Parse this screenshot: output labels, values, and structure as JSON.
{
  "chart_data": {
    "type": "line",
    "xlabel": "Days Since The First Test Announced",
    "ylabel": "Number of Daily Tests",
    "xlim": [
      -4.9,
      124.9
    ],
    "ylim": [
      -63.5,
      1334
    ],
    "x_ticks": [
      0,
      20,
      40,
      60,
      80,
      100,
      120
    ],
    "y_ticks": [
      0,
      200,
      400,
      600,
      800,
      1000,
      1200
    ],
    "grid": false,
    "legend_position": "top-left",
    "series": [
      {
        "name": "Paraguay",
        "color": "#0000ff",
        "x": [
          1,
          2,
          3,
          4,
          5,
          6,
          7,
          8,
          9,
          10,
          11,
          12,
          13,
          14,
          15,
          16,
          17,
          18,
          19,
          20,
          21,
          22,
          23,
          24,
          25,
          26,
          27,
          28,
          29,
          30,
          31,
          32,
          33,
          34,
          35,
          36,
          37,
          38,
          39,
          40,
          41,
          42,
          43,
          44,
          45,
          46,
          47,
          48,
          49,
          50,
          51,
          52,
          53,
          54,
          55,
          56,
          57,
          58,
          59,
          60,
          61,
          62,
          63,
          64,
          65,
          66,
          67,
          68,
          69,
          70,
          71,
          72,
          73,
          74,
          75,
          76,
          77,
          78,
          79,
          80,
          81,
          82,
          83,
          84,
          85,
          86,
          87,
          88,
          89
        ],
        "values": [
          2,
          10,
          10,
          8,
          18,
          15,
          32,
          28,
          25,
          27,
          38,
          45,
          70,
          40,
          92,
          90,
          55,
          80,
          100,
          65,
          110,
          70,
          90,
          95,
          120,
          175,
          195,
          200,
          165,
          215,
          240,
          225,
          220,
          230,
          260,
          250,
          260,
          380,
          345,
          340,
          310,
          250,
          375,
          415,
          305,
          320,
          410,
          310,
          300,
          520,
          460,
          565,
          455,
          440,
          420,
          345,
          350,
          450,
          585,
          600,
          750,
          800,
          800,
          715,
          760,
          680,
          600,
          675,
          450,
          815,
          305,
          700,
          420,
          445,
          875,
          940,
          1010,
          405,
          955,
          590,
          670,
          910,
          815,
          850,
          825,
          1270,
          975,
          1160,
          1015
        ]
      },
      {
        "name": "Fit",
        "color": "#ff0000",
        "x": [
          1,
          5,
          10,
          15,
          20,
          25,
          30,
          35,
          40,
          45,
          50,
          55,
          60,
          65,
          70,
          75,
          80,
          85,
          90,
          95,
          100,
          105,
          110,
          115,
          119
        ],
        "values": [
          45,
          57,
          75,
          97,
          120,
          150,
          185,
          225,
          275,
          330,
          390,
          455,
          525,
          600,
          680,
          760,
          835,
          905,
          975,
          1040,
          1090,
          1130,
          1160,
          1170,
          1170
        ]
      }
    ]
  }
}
——
> [Your task]: Nothing may be left out: return each entry exactly as it reads.

> [Task answer]:
Parse this screenshot: output labels, values, and structure as JSON.
{
  "chart_data": {
    "type": "line",
    "xlabel": "Days Since The First Test Announced",
    "ylabel": "Number of Daily Tests",
    "xlim": [
      -4.9,
      124.9
    ],
    "ylim": [
      -63.5,
      1334
    ],
    "x_ticks": [
      0,
      20,
      40,
      60,
      80,
      100,
      120
    ],
    "y_ticks": [
      0,
      200,
      400,
      600,
      800,
      1000,
      1200
    ],
    "grid": false,
    "legend_position": "top-left",
    "series": [
      {
        "name": "Paraguay",
        "color": "#0000ff",
        "x": [
          1,
          2,
          3,
          4,
          5,
          6,
          7,
          8,
          9,
          10,
          11,
          12,
          13,
          14,
          15,
          16,
          17,
          18,
          19,
          20,
          21,
          22,
          23,
          24,
          25,
          26,
          27,
          28,
          29,
          30,
          31,
          32,
          33,
          34,
          35,
          36,
          37,
          38,
          39,
          40,
          41,
          42,
          43,
          44,
          45,
          46,
          47,
          48,
          49,
          50,
          51,
          52,
          53,
          54,
          55,
          56,
          57,
          58,
          59,
          60,
          61,
          62,
          63,
          64,
          65,
          66,
          67,
          68,
          69,
          70,
          71,
          72,
          73,
          74,
          75,
          76,
          77,
          78,
          79,
          80,
          81,
          82,
          83,
          84,
          85,
          86,
          87,
          88,
          89
        ],
        "values": [
          2,
          10,
          10,
          8,
          18,
          15,
          32,
          28,
          25,
          27,
          38,
          45,
          70,
          40,
          92,
          90,
          55,
          80,
          100,
          65,
          110,
          70,
          90,
          95,
          120,
          175,
          195,
          200,
          165,
          215,
          240,
          225,
          220,
          230,
          260,
          250,
          260,
          380,
          345,
          340,
          310,
          250,
          375,
          415,
          305,
          320,
          410,
          310,
          300,
          520,
          460,
          565,
          455,
          440,
          420,
          345,
          350,
          450,
          585,
          600,
          750,
          800,
          800,
          715,
          760,
          680,
          600,
          675,
          450,
          815,
          305,
          700,
          420,
          445,
          875,
          940,
          1010,
          405,
          955,
          590,
          670,
          910,
          815,
          850,
          825,
          1270,
          975,
          1160,
          1015
        ]
      },
      {
        "name": "Fit",
        "color": "#ff0000",
        "x": [
          1,
          5,
          10,
          15,
          20,
          25,
          30,
          35,
          40,
          45,
          50,
          55,
          60,
          65,
          70,
          75,
          80,
          85,
          90,
          95,
          100,
          105,
          110,
          115,
          119
        ],
        "values": [
          45,
          57,
          75,
          97,
          120,
          150,
          185,
          225,
          275,
          330,
          390,
          455,
          525,
          600,
          680,
          760,
          835,
          905,
          975,
          1040,
          1090,
          1130,
          1160,
          1170,
          1170
        ]
      }
    ]
  }
}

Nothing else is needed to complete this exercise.